(What this task involves):
Answer these questions from the text on Gori below.
(a) On what date did the occupying forces withdraw from the city?
(b) What is the name of the citadel built on a hill overlooking the central part of the modern city?
(c) Which museum is located in downtown Gori?

Start of Document extract

In the 2008 South Ossetian War, the base came under aerial attack by the Russian Air Force from the outset of the conflict, and was abandoned between August 9 and August 12 2008 due to the lack of effective anti aircraft defences. Residential districts of Gori were also hit by the airstrikes, resulting in the deaths and injures of numerous civilians, including foreigners. Human Rights Watch, an international rights group, has determined that Russian forces have deployed controversial and indiscriminately deadly cluster bombs in civilian areas of Georgia. According to HRW experts, Russian aircraft had dropped cluster bombs in the centre of Gori killing 11 civilians and injuring dozens on August 12. Russian military officials denied using cluster munitions, calling the HRW claim "slanderous". Numerous unexploded "bomblets" were subsequently found by local population and the HRW.
By August 11, the Georgian military and most residents had fled the city, which was then captured and occupied by Russian forces and South Ossetian separatist militia. HRW accused the militia of unleashing a campaign of looting, arson, kidnapping and other attacks against the remaining civilian population. The forces of occupation withdrew from the city on August 22, 2008.
Gori and its environs house several notable cultural and historical landmarks. Although for many foreigners Gori is principally known as the birthplace of Joseph Stalin, in Georgian historical memory the city has long been associated with its citadel, the Goris-Tsikhe, which is built on a cliffy hill overlooking the central part of the modern city. On another hill stands the 18th century St. George's church of Gorijvari, a popular place of pilgrimage. The ancient rock-hewn town of Uplistsikhe and the 7th century Ateni Sioni Church are located not far from Gori.
Stalin's association with the city is emphasized by the Joseph Stalin Museum in downtown Gori and the Stalin monument in front of the City Hall, one of the few such monuments to survive Khrushchev's de-Stalinization program. The monument was a source of controversy in a newly independent Georgia in the 1990s, but the post-communist government acceded to the Gori citizens’ request and left the statue untouched.

End of Document extract
Start of Given data

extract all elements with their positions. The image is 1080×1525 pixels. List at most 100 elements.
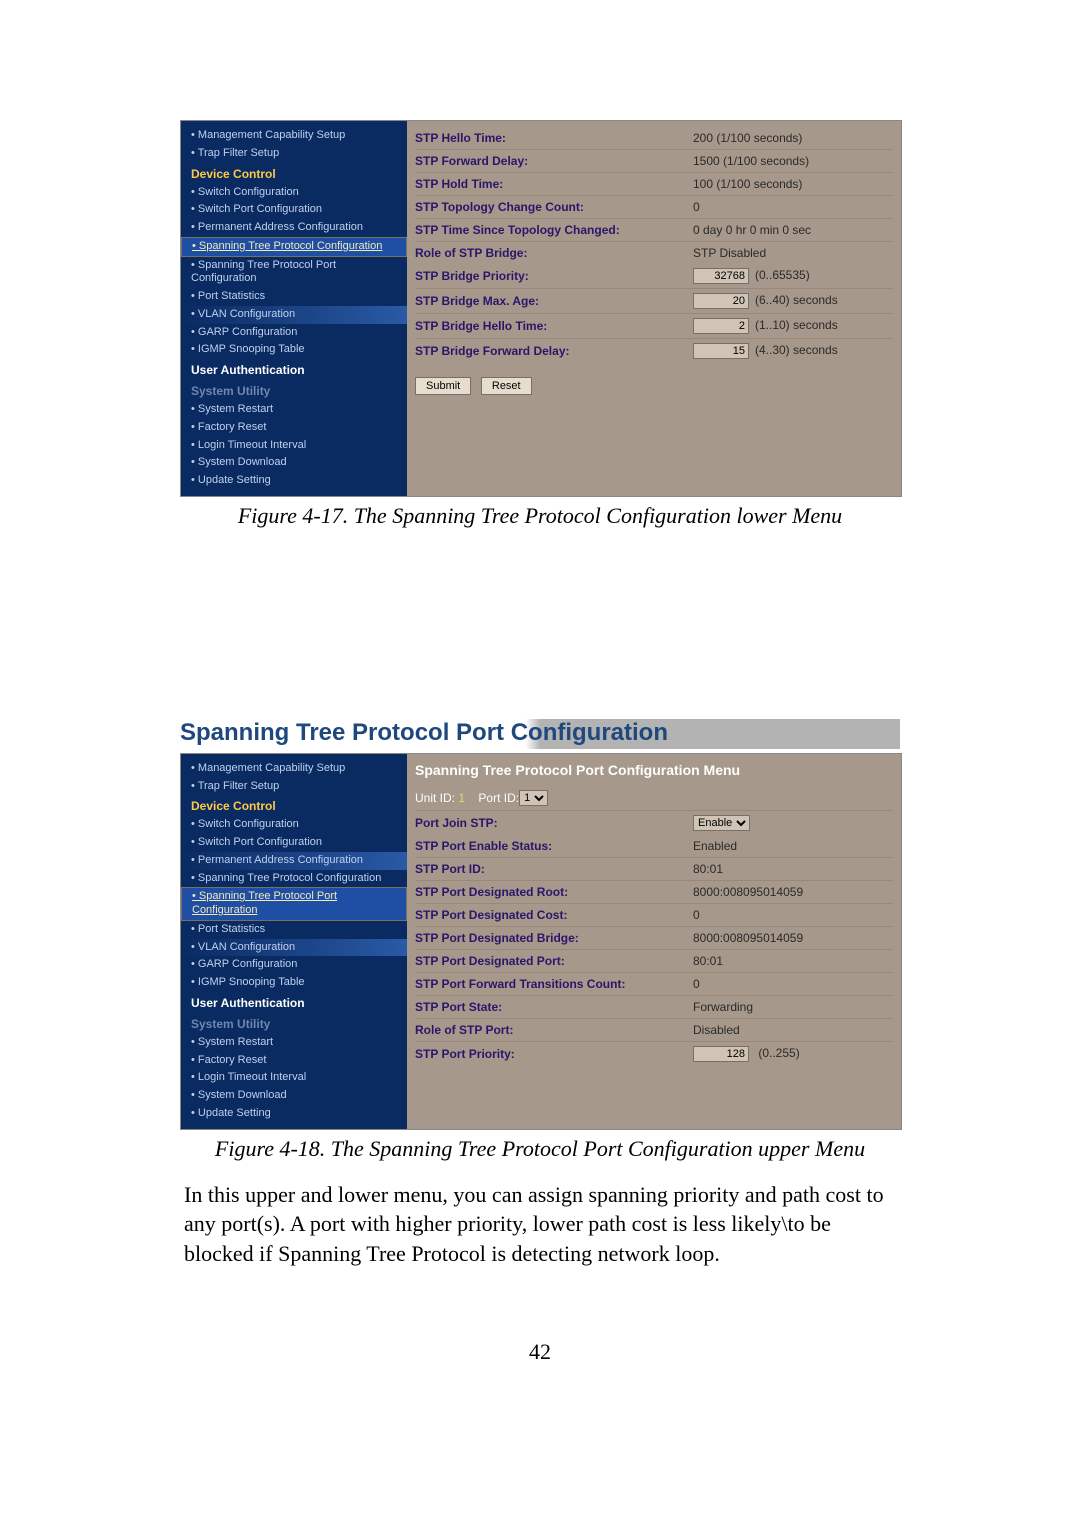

End of Given data

(Written solution):
(a) August 22, 2008
(b) The Goris-Tsikhe
(c) The Joseph Stalin Museum